Collected data entries:
§

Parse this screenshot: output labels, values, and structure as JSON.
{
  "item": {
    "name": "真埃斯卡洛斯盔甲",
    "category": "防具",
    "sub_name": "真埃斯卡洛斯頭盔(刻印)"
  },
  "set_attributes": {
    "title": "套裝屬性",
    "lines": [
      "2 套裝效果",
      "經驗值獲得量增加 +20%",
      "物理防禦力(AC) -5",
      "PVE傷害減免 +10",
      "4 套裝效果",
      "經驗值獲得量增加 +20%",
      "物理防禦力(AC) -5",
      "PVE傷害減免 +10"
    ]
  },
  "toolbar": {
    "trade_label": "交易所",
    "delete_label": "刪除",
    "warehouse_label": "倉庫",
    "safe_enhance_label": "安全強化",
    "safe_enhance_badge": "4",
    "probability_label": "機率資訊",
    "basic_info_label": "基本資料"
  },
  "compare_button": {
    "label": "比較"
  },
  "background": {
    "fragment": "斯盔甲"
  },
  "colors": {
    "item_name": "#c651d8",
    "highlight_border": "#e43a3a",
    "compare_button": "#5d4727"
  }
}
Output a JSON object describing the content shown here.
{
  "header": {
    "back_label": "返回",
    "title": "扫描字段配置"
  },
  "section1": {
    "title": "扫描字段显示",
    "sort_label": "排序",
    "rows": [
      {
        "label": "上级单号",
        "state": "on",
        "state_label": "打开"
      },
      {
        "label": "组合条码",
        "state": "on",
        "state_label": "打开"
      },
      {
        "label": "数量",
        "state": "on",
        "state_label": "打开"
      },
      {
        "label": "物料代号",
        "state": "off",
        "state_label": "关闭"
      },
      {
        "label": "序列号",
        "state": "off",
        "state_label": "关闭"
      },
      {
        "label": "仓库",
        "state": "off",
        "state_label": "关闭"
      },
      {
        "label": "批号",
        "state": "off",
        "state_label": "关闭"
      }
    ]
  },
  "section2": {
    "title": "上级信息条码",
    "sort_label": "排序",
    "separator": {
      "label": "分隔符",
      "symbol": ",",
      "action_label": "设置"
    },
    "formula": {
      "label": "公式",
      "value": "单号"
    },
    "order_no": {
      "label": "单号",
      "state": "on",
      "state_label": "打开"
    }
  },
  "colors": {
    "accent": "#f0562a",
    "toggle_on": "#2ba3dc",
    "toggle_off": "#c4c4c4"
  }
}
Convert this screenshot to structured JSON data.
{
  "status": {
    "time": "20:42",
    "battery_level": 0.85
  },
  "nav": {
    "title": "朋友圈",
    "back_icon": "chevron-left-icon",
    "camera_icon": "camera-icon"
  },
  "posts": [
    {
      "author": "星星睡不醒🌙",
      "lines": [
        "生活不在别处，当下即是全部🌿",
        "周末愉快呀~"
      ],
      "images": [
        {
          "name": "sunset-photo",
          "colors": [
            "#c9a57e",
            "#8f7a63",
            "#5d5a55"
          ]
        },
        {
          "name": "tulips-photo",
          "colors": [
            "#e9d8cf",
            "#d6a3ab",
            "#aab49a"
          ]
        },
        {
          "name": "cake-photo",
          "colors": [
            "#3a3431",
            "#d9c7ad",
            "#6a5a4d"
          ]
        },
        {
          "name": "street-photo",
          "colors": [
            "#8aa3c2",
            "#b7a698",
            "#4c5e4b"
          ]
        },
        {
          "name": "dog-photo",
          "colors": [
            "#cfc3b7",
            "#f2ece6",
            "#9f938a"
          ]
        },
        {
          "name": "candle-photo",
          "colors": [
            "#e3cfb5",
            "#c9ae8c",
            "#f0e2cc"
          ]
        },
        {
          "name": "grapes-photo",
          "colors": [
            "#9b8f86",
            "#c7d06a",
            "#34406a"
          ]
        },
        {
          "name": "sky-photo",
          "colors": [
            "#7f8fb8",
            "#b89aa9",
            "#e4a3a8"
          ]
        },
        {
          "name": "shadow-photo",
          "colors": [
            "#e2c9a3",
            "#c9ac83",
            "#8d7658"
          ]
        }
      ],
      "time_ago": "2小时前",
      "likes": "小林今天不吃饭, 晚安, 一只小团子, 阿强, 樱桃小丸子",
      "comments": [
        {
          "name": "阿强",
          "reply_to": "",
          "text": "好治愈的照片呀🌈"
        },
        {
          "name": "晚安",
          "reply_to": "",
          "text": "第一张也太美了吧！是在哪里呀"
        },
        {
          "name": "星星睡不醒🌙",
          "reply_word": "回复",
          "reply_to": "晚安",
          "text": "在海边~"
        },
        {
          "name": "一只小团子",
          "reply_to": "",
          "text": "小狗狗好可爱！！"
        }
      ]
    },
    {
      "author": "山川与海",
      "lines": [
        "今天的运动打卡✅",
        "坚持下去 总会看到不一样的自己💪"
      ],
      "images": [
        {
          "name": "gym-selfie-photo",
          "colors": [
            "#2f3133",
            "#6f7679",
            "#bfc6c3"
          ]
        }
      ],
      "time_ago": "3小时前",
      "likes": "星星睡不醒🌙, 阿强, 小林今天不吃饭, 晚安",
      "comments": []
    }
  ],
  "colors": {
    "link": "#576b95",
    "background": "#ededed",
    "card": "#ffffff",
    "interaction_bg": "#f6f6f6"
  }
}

§

## Written task
Show the lines of the records that include the string "JSON".

## Solution
Parse this screenshot: output labels, values, and structure as JSON.
Output a JSON object describing the content shown here.
Convert this screenshot to structured JSON data.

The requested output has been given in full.